> [Exercise description] Rewrite the part that opens with the line containing "Patent image size: (1097, 858)." and closes with the line containing "The first end surface of cladding", changing "perspective view" to "oblique view" and keeping everything else the same. Return only those lines.

> [Given records]
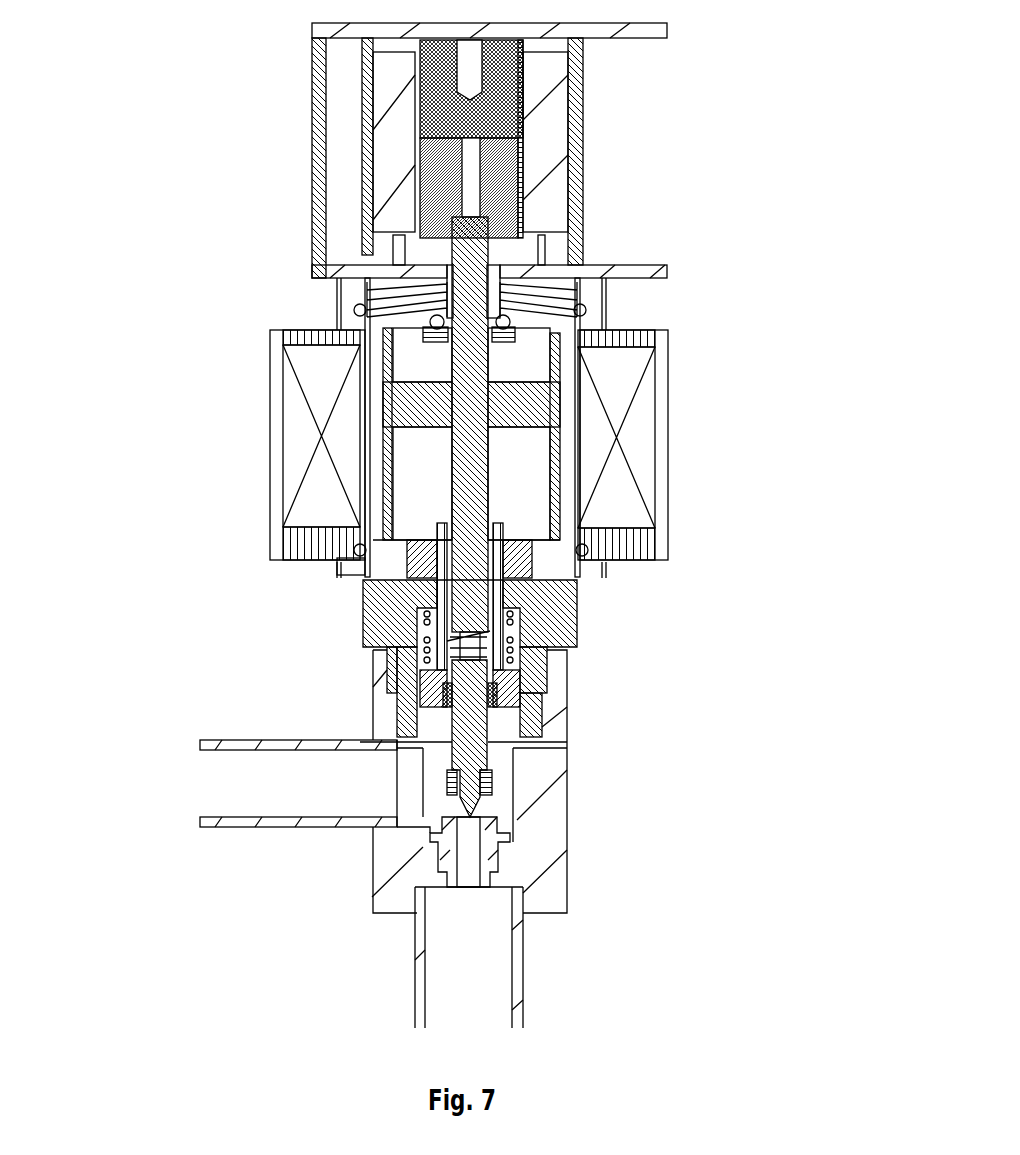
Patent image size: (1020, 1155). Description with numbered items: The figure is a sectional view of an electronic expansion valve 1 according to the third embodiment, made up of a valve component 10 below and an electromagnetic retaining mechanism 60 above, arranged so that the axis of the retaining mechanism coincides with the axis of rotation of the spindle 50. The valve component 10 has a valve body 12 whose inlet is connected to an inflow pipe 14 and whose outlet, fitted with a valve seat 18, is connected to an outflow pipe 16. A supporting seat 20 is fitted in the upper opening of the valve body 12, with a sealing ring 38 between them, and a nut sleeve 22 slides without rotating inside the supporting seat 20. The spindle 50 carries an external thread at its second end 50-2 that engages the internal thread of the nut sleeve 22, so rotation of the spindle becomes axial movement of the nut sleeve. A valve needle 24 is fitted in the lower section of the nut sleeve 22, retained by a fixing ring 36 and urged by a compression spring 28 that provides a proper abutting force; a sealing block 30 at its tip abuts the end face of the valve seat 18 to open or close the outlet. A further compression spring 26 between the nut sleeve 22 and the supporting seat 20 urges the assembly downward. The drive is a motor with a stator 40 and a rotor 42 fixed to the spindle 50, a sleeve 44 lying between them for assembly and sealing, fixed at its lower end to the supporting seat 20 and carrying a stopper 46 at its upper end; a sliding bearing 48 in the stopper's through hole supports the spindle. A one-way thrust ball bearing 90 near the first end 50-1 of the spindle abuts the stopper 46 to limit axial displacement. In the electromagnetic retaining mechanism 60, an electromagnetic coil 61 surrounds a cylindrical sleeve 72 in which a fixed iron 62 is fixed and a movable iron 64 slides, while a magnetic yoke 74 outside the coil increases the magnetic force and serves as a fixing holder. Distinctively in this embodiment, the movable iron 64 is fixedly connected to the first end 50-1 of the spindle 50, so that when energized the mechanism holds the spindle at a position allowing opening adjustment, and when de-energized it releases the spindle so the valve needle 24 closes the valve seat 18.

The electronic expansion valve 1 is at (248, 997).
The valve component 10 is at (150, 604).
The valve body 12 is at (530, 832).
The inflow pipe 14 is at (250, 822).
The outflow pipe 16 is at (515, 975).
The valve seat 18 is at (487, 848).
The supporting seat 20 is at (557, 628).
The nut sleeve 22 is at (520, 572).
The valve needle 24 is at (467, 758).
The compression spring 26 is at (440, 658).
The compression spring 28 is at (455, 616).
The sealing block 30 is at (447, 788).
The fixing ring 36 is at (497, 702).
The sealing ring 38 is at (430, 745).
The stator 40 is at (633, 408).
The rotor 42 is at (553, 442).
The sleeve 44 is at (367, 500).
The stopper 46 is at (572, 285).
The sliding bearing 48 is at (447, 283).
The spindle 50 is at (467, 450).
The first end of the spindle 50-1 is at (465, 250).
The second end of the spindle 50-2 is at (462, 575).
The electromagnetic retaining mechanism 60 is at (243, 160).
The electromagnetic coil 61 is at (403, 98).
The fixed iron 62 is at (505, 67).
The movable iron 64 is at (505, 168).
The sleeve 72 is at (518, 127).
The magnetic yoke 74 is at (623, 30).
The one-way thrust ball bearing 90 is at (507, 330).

* * *

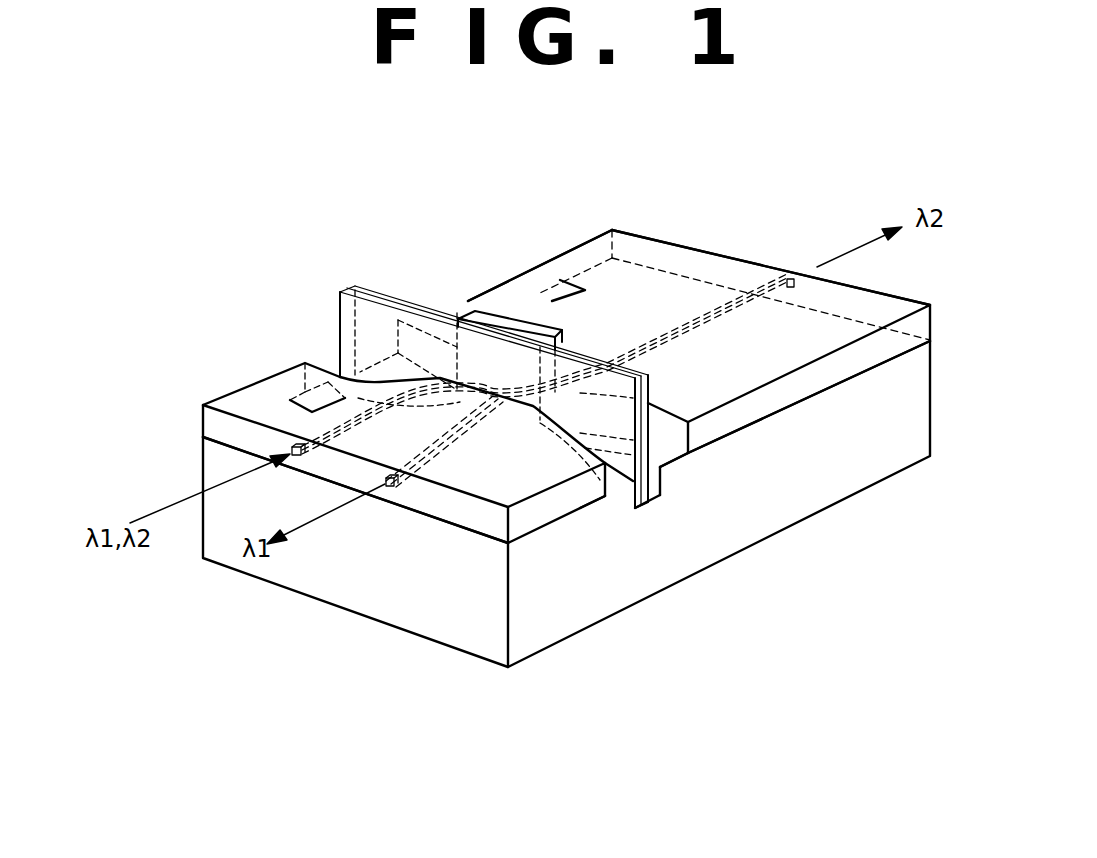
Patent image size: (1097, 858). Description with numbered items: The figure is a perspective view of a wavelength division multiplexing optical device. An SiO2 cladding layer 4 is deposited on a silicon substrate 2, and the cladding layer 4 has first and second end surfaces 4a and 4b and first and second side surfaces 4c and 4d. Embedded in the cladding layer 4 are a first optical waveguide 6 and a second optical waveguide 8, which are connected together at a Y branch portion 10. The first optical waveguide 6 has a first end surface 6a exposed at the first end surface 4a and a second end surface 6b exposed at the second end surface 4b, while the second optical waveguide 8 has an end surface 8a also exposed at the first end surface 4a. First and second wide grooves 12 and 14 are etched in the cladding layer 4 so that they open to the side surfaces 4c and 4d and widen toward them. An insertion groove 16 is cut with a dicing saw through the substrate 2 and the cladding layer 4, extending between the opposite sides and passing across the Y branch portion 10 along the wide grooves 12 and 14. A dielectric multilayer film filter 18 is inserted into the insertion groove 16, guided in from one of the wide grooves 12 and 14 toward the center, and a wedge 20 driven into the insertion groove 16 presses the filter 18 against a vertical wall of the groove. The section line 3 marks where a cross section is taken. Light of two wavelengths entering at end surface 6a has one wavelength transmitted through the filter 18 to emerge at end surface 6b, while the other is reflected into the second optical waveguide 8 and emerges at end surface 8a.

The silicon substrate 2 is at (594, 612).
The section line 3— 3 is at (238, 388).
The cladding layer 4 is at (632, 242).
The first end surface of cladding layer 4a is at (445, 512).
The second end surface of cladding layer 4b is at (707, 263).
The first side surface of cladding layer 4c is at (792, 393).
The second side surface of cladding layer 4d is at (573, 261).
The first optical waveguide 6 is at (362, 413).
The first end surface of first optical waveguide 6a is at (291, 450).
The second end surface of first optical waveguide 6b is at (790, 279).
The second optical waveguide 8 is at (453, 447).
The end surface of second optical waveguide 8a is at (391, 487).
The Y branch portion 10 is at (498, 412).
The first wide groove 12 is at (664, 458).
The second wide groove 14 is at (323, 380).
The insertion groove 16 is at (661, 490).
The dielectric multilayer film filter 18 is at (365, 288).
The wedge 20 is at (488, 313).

> [Answer for this exercise]
Patent image size: (1097, 858). Description with numbered items: The figure is a oblique view of a wavelength division multiplexing optical device. An SiO2 cladding layer 4 is deposited on a silicon substrate 2, and the cladding layer 4 has first and second end surfaces 4a and 4b and first and second side surfaces 4c and 4d. Embedded in the cladding layer 4 are a first optical waveguide 6 and a second optical waveguide 8, which are connected together at a Y branch portion 10. The first optical waveguide 6 has a first end surface 6a exposed at the first end surface 4a and a second end surface 6b exposed at the second end surface 4b, while the second optical waveguide 8 has an end surface 8a also exposed at the first end surface 4a. First and second wide grooves 12 and 14 are etched in the cladding layer 4 so that they open to the side surfaces 4c and 4d and widen toward them. An insertion groove 16 is cut with a dicing saw through the substrate 2 and the cladding layer 4, extending between the opposite sides and passing across the Y branch portion 10 along the wide grooves 12 and 14. A dielectric multilayer film filter 18 is inserted into the insertion groove 16, guided in from one of the wide grooves 12 and 14 toward the center, and a wedge 20 driven into the insertion groove 16 presses the filter 18 against a vertical wall of the groove. The section line 3 marks where a cross section is taken. Light of two wavelengths entering at end surface 6a has one wavelength transmitted through the filter 18 to emerge at end surface 6b, while the other is reflected into the second optical waveguide 8 and emerges at end surface 8a.

The silicon substrate 2 is at (594, 612).
The section line 3— 3 is at (238, 388).
The cladding layer 4 is at (632, 242).
The first end surface of cladding layer 4a is at (445, 512).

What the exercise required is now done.